* **Work to be completed**:
Copy every entry exactly.

* **Available data**:
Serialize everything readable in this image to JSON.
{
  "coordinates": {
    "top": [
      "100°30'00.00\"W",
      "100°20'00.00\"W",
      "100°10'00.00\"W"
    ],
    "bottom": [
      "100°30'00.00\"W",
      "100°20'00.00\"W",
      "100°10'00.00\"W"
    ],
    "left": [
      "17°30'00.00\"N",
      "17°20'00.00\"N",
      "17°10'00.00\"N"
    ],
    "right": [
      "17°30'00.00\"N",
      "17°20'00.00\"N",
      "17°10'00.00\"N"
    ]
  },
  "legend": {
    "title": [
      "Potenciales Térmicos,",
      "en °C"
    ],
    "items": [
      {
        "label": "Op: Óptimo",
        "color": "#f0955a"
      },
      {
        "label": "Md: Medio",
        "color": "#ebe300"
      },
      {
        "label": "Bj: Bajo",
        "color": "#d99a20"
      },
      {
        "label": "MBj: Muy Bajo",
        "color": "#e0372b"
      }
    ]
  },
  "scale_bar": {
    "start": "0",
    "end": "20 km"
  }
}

* **Final result**:
Serialize everything readable in this image to JSON.
{
  "coordinates": {
    "top": [
      "100°30'00.00\"W",
      "100°20'00.00\"W",
      "100°10'00.00\"W"
    ],
    "bottom": [
      "100°30'00.00\"W",
      "100°20'00.00\"W",
      "100°10'00.00\"W"
    ],
    "left": [
      "17°30'00.00\"N",
      "17°20'00.00\"N",
      "17°10'00.00\"N"
    ],
    "right": [
      "17°30'00.00\"N",
      "17°20'00.00\"N",
      "17°10'00.00\"N"
    ]
  },
  "legend": {
    "title": [
      "Potenciales Térmicos,",
      "en °C"
    ],
    "items": [
      {
        "label": "Op: Óptimo",
        "color": "#f0955a"
      },
      {
        "label": "Md: Medio",
        "color": "#ebe300"
      },
      {
        "label": "Bj: Bajo",
        "color": "#d99a20"
      },
      {
        "label": "MBj: Muy Bajo",
        "color": "#e0372b"
      }
    ]
  },
  "scale_bar": {
    "start": "0",
    "end": "20 km"
  }
}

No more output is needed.